### Problem description
Gather each line below that contains the word "phone", copying every such line in full.

— START Given data —

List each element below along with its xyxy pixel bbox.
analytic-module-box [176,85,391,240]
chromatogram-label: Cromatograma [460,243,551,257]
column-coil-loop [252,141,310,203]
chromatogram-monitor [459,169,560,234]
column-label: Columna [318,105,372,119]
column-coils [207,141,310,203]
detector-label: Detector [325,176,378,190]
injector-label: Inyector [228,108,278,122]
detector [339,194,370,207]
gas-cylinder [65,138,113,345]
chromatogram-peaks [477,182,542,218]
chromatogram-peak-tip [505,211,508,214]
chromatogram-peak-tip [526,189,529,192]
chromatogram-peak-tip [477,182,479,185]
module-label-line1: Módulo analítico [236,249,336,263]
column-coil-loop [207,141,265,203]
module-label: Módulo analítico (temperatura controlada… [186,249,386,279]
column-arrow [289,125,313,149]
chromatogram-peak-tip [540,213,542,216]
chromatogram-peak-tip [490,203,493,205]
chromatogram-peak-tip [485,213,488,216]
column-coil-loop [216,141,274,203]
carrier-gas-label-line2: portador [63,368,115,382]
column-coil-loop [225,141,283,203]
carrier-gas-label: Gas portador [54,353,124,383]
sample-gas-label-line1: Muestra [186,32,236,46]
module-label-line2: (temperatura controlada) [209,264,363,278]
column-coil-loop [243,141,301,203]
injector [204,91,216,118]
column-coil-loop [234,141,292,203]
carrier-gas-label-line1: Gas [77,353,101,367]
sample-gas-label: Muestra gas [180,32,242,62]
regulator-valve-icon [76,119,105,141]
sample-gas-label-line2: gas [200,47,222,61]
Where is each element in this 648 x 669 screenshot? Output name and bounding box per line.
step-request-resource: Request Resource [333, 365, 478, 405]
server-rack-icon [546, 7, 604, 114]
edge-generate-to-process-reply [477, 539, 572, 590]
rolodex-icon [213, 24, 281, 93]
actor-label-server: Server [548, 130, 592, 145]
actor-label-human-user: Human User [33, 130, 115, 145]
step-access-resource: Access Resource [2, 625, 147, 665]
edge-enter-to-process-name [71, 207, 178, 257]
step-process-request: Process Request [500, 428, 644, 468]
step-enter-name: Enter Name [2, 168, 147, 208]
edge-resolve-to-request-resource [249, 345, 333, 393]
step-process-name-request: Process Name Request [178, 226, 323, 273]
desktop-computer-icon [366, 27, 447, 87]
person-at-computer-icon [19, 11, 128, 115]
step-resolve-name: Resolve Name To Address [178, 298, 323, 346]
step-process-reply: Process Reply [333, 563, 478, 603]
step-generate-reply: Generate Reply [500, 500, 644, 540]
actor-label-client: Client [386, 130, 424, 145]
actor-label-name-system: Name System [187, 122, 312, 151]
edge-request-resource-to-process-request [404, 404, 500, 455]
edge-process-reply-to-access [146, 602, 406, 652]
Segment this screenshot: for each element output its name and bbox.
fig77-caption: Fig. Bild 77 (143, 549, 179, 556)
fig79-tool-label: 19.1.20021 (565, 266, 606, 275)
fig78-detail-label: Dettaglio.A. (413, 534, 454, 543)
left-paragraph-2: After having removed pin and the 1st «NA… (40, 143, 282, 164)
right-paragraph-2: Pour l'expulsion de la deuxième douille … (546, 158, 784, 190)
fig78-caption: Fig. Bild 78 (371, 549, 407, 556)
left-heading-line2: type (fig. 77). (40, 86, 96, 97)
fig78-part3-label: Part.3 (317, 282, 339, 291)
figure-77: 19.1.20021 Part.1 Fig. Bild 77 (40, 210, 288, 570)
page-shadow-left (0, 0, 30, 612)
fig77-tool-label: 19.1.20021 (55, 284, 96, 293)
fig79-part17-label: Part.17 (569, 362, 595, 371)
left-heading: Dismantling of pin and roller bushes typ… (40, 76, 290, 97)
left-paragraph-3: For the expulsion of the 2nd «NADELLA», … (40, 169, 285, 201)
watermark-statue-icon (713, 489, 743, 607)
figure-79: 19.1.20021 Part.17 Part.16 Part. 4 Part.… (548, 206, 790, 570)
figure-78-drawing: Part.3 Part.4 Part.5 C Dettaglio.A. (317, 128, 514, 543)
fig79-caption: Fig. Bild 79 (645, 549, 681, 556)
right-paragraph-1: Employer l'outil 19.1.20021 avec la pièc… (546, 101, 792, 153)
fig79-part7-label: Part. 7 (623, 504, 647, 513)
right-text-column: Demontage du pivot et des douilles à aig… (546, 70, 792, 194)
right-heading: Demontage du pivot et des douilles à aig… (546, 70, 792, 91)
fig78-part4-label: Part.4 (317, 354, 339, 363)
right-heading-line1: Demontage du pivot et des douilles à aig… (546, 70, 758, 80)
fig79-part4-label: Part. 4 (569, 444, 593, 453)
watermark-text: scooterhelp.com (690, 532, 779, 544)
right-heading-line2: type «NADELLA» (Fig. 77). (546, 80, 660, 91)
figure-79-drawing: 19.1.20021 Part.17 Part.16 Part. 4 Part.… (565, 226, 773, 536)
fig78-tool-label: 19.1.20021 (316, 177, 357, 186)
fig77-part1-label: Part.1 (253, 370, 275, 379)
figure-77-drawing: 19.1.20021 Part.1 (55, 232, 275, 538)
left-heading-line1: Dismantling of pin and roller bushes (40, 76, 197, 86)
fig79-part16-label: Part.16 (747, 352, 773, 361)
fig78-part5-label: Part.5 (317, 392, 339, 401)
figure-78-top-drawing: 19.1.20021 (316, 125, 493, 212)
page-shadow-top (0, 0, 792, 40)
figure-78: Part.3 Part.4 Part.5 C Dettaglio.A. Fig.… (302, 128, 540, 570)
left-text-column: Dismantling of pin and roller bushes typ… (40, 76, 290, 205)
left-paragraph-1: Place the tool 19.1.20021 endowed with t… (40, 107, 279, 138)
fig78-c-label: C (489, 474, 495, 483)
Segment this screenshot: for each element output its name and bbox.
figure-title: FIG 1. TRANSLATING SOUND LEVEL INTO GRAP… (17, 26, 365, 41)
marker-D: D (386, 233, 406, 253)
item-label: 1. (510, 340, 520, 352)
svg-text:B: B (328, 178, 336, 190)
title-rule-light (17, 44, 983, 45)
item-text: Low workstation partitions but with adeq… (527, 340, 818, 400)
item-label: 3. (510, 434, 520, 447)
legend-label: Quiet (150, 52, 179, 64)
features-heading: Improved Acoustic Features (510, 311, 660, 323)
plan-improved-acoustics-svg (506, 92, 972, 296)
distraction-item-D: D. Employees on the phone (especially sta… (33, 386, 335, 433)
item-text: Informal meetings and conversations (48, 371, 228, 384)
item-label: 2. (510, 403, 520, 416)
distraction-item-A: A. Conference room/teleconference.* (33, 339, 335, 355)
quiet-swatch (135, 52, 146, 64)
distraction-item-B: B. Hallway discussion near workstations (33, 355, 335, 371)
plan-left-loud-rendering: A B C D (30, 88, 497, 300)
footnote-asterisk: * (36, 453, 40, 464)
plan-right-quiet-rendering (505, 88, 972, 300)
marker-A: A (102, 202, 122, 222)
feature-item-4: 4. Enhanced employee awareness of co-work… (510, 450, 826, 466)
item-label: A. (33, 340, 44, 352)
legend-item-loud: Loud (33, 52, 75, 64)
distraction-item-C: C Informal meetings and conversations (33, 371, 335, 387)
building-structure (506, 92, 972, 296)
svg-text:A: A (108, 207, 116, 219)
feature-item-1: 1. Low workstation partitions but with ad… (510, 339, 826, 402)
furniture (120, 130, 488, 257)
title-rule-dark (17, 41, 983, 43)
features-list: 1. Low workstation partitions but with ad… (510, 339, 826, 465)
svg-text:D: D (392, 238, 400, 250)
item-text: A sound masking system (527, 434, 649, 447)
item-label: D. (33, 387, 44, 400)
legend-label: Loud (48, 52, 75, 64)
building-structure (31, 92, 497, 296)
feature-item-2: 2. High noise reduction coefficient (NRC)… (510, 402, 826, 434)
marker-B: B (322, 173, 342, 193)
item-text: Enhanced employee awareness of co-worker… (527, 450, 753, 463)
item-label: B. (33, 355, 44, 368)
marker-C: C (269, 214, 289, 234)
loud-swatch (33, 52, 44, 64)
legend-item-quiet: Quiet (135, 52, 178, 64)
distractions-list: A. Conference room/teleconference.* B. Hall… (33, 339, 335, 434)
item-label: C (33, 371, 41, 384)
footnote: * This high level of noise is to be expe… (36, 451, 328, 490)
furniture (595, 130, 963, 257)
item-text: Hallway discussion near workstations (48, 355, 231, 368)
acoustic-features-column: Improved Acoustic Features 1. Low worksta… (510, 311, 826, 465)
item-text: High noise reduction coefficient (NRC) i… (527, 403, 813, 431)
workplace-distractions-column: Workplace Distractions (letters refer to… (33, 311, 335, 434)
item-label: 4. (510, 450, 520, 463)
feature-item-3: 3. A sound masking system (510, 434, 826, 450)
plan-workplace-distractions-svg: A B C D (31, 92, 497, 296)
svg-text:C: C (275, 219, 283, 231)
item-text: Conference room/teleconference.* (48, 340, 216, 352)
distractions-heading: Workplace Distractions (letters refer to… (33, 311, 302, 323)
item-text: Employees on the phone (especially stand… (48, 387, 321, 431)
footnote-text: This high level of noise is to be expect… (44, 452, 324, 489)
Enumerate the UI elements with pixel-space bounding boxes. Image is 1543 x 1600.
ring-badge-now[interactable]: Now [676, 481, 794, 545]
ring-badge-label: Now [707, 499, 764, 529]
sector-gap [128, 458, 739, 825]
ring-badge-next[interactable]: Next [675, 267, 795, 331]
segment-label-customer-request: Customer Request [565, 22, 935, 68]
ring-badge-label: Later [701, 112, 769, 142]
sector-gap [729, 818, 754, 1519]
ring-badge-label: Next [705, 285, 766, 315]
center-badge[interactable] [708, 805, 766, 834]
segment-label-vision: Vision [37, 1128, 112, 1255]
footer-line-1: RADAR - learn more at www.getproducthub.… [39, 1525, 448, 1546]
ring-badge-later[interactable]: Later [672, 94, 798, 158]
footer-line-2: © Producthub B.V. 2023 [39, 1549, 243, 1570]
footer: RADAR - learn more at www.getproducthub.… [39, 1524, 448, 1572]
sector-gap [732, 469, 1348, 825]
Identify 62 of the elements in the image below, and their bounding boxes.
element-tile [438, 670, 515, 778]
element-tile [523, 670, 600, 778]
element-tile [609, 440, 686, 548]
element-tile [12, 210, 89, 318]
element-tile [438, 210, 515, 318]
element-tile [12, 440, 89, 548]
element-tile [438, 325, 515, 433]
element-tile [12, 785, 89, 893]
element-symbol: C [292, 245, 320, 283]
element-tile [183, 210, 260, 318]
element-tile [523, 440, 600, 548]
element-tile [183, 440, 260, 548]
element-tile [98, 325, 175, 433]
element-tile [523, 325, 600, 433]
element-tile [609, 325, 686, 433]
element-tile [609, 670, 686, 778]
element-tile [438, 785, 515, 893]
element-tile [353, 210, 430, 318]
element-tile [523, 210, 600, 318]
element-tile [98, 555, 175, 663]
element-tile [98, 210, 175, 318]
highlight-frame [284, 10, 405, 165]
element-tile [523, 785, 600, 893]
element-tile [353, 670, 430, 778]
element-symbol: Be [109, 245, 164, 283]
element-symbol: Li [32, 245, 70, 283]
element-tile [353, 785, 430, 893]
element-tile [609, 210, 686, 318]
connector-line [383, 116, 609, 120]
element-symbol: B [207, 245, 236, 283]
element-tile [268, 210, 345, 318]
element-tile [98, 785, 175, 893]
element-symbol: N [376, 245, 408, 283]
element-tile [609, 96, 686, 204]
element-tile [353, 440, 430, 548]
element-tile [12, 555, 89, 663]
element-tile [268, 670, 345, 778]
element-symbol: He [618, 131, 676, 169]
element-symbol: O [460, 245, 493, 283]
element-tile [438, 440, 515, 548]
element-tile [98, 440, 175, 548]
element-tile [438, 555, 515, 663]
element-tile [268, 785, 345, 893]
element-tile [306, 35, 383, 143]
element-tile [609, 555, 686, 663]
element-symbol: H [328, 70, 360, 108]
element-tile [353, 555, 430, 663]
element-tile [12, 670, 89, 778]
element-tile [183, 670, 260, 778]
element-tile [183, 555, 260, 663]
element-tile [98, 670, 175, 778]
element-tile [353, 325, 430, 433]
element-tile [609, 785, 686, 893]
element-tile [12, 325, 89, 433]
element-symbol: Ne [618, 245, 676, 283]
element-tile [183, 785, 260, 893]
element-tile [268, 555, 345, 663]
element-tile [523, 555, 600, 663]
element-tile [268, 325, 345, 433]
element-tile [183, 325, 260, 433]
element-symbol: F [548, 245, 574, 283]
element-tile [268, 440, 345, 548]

— END Given data —

### Exercise output
distraction-item-D: D. Employees on the phone (especially sta… (33, 386, 335, 433)
item-text: Employees on the phone (especially stand… (48, 387, 321, 431)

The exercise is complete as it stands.